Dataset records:

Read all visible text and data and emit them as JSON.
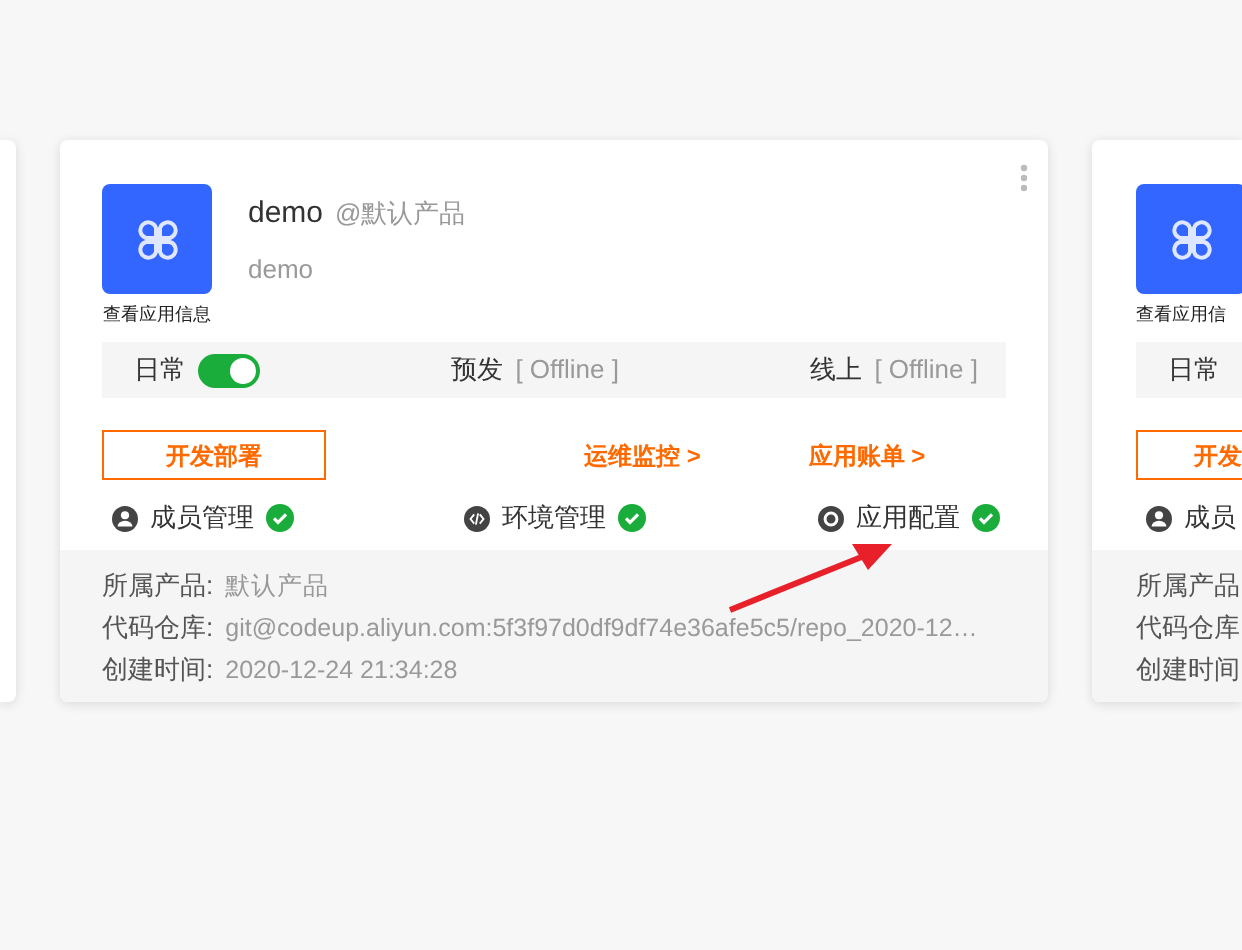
{
  "cards": [
    {
      "icon_caption": "查看应用信息",
      "name": "demo",
      "product_tag": "@默认产品",
      "description": "demo",
      "environments": [
        {
          "label": "日常",
          "kind": "toggle",
          "on": true
        },
        {
          "label": "预发",
          "kind": "status",
          "status": "[ Offline ]"
        },
        {
          "label": "线上",
          "kind": "status",
          "status": "[ Offline ]"
        }
      ],
      "deploy_button": "开发部署",
      "links": [
        "运维监控 >",
        "应用账单 >"
      ],
      "features": [
        {
          "kind": "member",
          "label": "成员管理",
          "done": true
        },
        {
          "kind": "environment",
          "label": "环境管理",
          "done": true
        },
        {
          "kind": "config",
          "label": "应用配置",
          "done": true
        }
      ],
      "details": [
        {
          "label": "所属产品:",
          "value": "默认产品"
        },
        {
          "label": "代码仓库:",
          "value": "git@codeup.aliyun.com:5f3f97d0df9df74e36afe5c5/repo_2020-12…"
        },
        {
          "label": "创建时间:",
          "value": "2020-12-24 21:34:28"
        }
      ]
    }
  ],
  "next_card": {
    "icon_caption": "查看应用信",
    "environment": "日常",
    "deploy_button": "开发",
    "feature": "成员",
    "details": [
      "所属产品",
      "代码仓库",
      "创建时间"
    ]
  }
}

Prompt:
Quote the material word for word, dropping any images it holds.

The reply:
Read all visible text and data and emit them as JSON.
{
  "cards": [
    {
      "icon_caption": "查看应用信息",
      "name": "demo",
      "product_tag": "@默认产品",
      "description": "demo",
      "environments": [
        {
          "label": "日常",
          "kind": "toggle",
          "on": true
        },
        {
          "label": "预发",
          "kind": "status",
          "status": "[ Offline ]"
        },
        {
          "label": "线上",
          "kind": "status",
          "status": "[ Offline ]"
        }
      ],
      "deploy_button": "开发部署",
      "links": [
        "运维监控 >",
        "应用账单 >"
      ],
      "features": [
        {
          "kind": "member",
          "label": "成员管理",
          "done": true
        },
        {
          "kind": "environment",
          "label": "环境管理",
          "done": true
        },
        {
          "kind": "config",
          "label": "应用配置",
          "done": true
        }
      ],
      "details": [
        {
          "label": "所属产品:",
          "value": "默认产品"
        },
        {
          "label": "代码仓库:",
          "value": "git@codeup.aliyun.com:5f3f97d0df9df74e36afe5c5/repo_2020-12…"
        },
        {
          "label": "创建时间:",
          "value": "2020-12-24 21:34:28"
        }
      ]
    }
  ],
  "next_card": {
    "icon_caption": "查看应用信",
    "environment": "日常",
    "deploy_button": "开发",
    "feature": "成员",
    "details": [
      "所属产品",
      "代码仓库",
      "创建时间"
    ]
  }
}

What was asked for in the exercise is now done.